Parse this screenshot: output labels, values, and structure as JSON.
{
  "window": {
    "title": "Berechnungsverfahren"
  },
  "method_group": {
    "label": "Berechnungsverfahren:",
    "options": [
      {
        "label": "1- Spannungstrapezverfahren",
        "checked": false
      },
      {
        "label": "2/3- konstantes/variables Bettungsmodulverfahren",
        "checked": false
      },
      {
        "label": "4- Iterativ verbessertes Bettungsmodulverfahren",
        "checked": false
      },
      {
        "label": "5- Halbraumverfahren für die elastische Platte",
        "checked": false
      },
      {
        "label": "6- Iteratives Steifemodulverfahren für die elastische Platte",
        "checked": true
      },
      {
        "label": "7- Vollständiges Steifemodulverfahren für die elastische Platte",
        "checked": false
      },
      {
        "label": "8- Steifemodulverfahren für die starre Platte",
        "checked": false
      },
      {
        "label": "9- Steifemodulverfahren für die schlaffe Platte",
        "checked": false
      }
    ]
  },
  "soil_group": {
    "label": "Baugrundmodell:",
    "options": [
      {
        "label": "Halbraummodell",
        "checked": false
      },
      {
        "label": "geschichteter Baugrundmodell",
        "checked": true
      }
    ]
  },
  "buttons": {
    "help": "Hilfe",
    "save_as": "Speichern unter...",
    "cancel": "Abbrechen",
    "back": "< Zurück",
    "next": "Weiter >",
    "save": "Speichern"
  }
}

########################################

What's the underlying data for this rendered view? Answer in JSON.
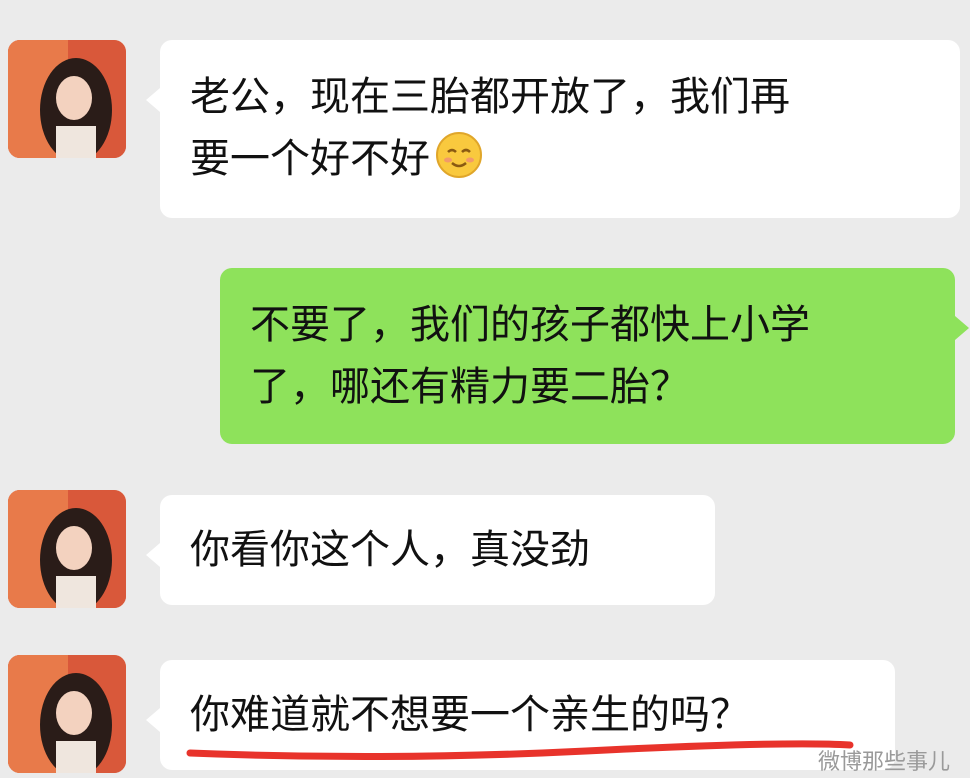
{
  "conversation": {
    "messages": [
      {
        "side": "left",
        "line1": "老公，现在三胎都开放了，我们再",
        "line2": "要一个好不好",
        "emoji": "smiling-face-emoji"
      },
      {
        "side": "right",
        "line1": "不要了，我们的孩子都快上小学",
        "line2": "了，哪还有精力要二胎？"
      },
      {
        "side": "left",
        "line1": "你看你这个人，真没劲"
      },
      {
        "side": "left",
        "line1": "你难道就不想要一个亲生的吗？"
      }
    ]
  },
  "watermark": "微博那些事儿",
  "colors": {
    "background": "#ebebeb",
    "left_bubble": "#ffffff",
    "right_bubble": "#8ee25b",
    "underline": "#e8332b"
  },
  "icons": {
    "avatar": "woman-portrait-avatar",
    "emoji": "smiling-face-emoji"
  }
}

########################################

**Aim**
Copy each line of the data above that holds "JSON".

**Reply**
Parse this screenshot: output labels, values, and structure as JSON.
What's the underlying data for this rendered view? Answer in JSON.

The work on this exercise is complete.